Saved entries:
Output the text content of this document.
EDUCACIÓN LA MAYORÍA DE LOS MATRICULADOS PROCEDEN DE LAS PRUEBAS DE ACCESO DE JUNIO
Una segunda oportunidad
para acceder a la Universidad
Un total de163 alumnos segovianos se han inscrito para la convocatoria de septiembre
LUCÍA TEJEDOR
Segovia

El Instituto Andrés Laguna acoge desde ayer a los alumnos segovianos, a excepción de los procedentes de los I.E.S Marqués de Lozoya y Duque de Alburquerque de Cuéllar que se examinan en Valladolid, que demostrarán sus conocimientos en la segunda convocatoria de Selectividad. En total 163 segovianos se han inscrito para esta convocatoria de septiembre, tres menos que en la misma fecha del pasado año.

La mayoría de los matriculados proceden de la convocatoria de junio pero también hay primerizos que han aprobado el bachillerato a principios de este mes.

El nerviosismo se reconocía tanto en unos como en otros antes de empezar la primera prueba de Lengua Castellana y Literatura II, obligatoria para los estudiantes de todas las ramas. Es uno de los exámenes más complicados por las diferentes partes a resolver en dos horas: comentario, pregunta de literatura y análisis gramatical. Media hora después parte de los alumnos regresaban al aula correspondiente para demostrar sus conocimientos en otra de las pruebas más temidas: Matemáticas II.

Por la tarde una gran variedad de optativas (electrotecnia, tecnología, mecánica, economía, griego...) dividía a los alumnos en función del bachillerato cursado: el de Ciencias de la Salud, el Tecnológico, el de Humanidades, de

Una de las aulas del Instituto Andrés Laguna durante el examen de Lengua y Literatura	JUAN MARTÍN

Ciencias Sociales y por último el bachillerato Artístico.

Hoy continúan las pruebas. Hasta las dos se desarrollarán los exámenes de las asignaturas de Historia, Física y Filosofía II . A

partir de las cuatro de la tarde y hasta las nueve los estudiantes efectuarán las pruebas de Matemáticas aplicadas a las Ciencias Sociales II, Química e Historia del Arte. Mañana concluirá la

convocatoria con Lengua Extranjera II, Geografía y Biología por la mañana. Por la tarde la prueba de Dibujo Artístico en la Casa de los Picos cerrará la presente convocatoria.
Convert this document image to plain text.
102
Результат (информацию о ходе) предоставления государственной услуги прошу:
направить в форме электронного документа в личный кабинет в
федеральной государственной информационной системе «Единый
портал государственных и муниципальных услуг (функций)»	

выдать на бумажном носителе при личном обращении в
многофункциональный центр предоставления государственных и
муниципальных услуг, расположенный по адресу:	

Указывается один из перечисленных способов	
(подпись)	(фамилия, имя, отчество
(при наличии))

The request
Copy the records above exactly as they appear.

Complete answer
Output the text content of this document.
EDUCACIÓN LA MAYORÍA DE LOS MATRICULADOS PROCEDEN DE LAS PRUEBAS DE ACCESO DE JUNIO
Una segunda oportunidad
para acceder a la Universidad
Un total de163 alumnos segovianos se han inscrito para la convocatoria de septiembre
LUCÍA TEJEDOR
Segovia

El Instituto Andrés Laguna acoge desde ayer a los alumnos segovianos, a excepción de los procedentes de los I.E.S Marqués de Lozoya y Duque de Alburquerque de Cuéllar que se examinan en Valladolid, que demostrarán sus conocimientos en la segunda convocatoria de Selectividad. En total 163 segovianos se han inscrito para esta convocatoria de septiembre, tres menos que en la misma fecha del pasado año.

La mayoría de los matriculados proceden de la convocatoria de junio pero también hay primerizos que han aprobado el bachillerato a principios de este mes.

El nerviosismo se reconocía tanto en unos como en otros antes de empezar la primera prueba de Lengua Castellana y Literatura II, obligatoria para los estudiantes de todas las ramas. Es uno de los exámenes más complicados por las diferentes partes a resolver en dos horas: comentario, pregunta de literatura y análisis gramatical. Media hora después parte de los alumnos regresaban al aula correspondiente para demostrar sus conocimientos en otra de las pruebas más temidas: Matemáticas II.

Por la tarde una gran variedad de optativas (electrotecnia, tecnología, mecánica, economía, griego...) dividía a los alumnos en función del bachillerato cursado: el de Ciencias de la Salud, el Tecnológico, el de Humanidades, de

Una de las aulas del Instituto Andrés Laguna durante el examen de Lengua y Literatura	JUAN MARTÍN

Ciencias Sociales y por último el bachillerato Artístico.

Hoy continúan las pruebas. Hasta las dos se desarrollarán los exámenes de las asignaturas de Historia, Física y Filosofía II . A

partir de las cuatro de la tarde y hasta las nueve los estudiantes efectuarán las pruebas de Matemáticas aplicadas a las Ciencias Sociales II, Química e Historia del Arte. Mañana concluirá la

convocatoria con Lengua Extranjera II, Geografía y Biología por la mañana. Por la tarde la prueba de Dibujo Artístico en la Casa de los Picos cerrará la presente convocatoria.
Convert this document image to plain text.
102
Результат (информацию о ходе) предоставления государственной услуги прошу:
направить в форме электронного документа в личный кабинет в
федеральной государственной информационной системе «Единый
портал государственных и муниципальных услуг (функций)»	

выдать на бумажном носителе при личном обращении в
многофункциональный центр предоставления государственных и
муниципальных услуг, расположенный по адресу:	

Указывается один из перечисленных способов	
(подпись)	(фамилия, имя, отчество
(при наличии))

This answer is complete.